[Work to do]
1. In the Outlook.com discussion thread, what language does the site display by default for option_greek?
2. Carry on the Outlook.com discussion thread past its last post.

[Extract]
[START]
I think it's worth remembering that while Hotmail and SkyDrive might not have
'mindshare' in Silicon Valley or even across the US, there's a large
population of new and global users who have not yet formed opinions on the
matter and, more importantly, are willing to try Hotmail out, especially when
it's presented in a fresh and modern way like this.

[1]
[https://www.facebook.com/#!/media/set/?set=a.101510045341137...](https://www.facebook.com/#!/media/set/?set=a.10151004534113721.424349.20528438720&type=1)

------
option_greek
Damn... it directly displays in Hindi language for me. I suppose their thought
process is that if you have an indian IP, you must know hindi. What's more,
even after I changed the language, some of the labels are still in hindi.

------
codegeek
Few posts are bashing Outlook in general but I will take it anyday over the
biggest piece of shit we have at work: Lotus Notes. It is one of my biggest
pain points at work.

------
etruong42
There's a blogpost on HackerNews' "best" links right now that complains that
"Apple's new ads look like Microsoft made them"
<http://news.ycombinator.com/item?id=4313614>

Interestingly enough, the ads created by Microsoft touting Outlook.com don't
have any of these problems the blogpost associates with Microsoft ads. In
fact, the ads excites me and compels me to at least try the product.

------
ceejayoz
I logged in with my Microsoft account, which uses my work e-mail as the e-mail
address. It happily presented me webmail for it.

That's going to confuse non-technical users. There's no indication that any
replies are going to go right where it's supposed to, Google Apps...

Plus, when attempting to send, I get a captcha. Filling it out (correctly)
gives me a "too many attempts" warning.

------
jaspero
Suddenly my Gmail looks cluttered and old. Bonus, I got my name@outlook.com.
That's a big win. Hope they make good stuff.
[END]
[Dataset section]
[START]
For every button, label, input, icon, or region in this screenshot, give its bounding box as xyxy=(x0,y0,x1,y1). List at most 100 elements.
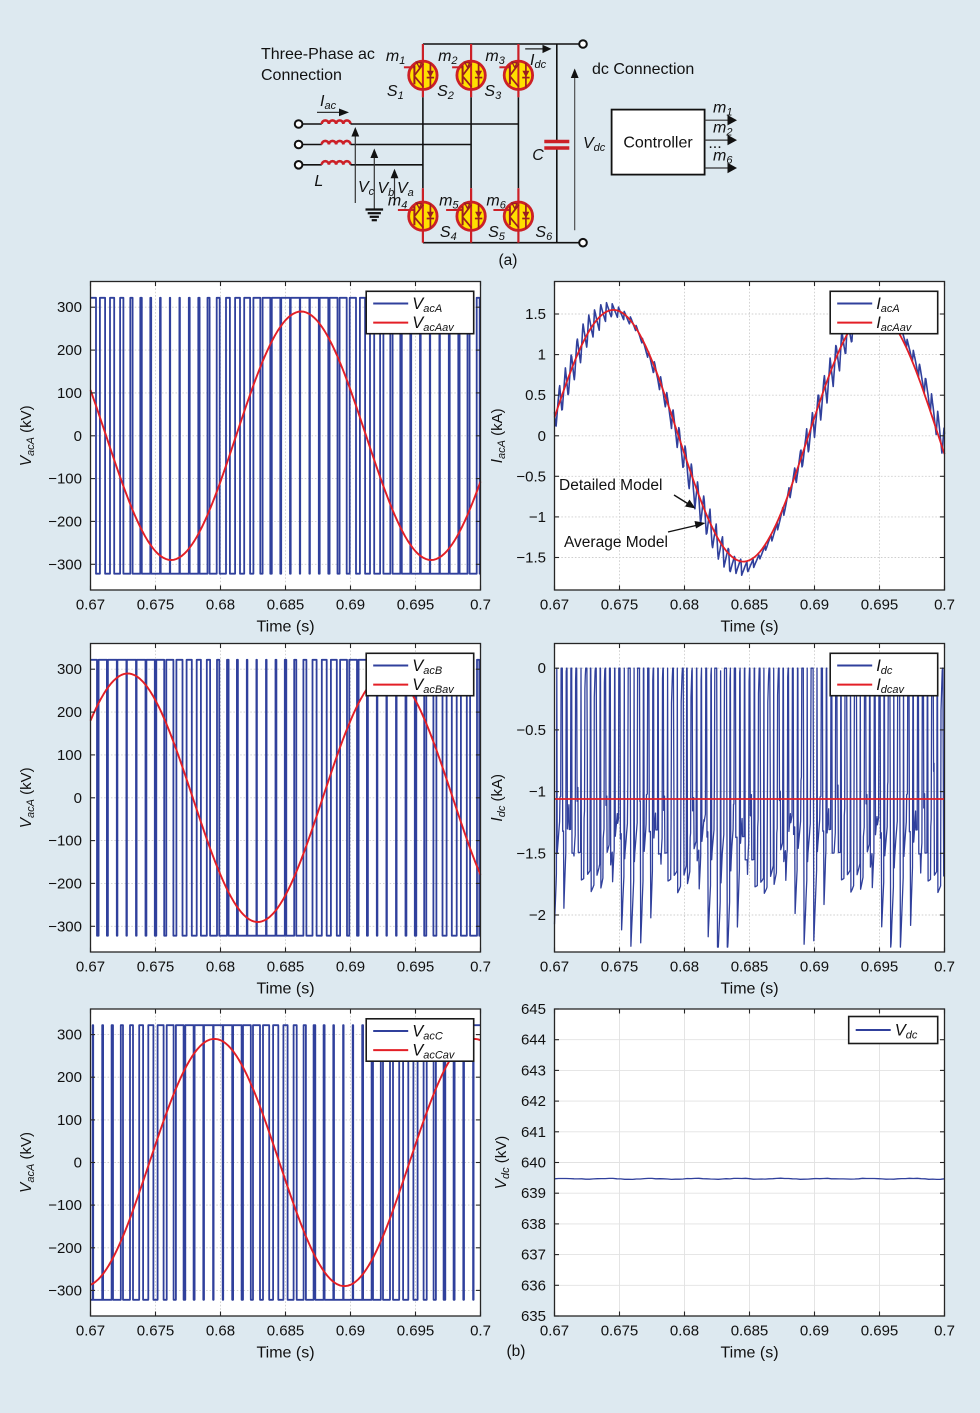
[END]
[Responses to the exercise]
1. Hindi.

2.
------
poweratom
TL;DL: Thumbs down.

"Unsatisfactory" would be the word I'd use for the new outlook.com. Slow,
terrible UI and UX, and I see no improvements on the junkmail filter at all.

I really would like to see MSFT getting better at this (or at anything,
really; they are the underdog in so many categories of tech now). But they are
not. I'm a Mac/Apple fan by choice. But I like competition in the market. And
I do wish MSFT the best in getting it right (or somewhat right). But this is
so far out there that I just don't know what they are thinking. To use the
words "We think the time is right to reimagine email" is simply disingenuous
-- the site didn't reimagine anything -- it looked like a re-skinned old
hotmail to me in every aspect.

I will check it out again in a couple of months. Maybe they'll have time to
fix enough problems that I'll change my mind then. But until that point,
thumbs down.

------
ndcrandall
This actually makes we want to use my hotmail account a lot more. For the
longest time I used hotmail for junk emails and random signups to shield my
true email address. Interesting how UI/UX can completely change your attitude
toward a service (I never expected to change from Gmail until right now).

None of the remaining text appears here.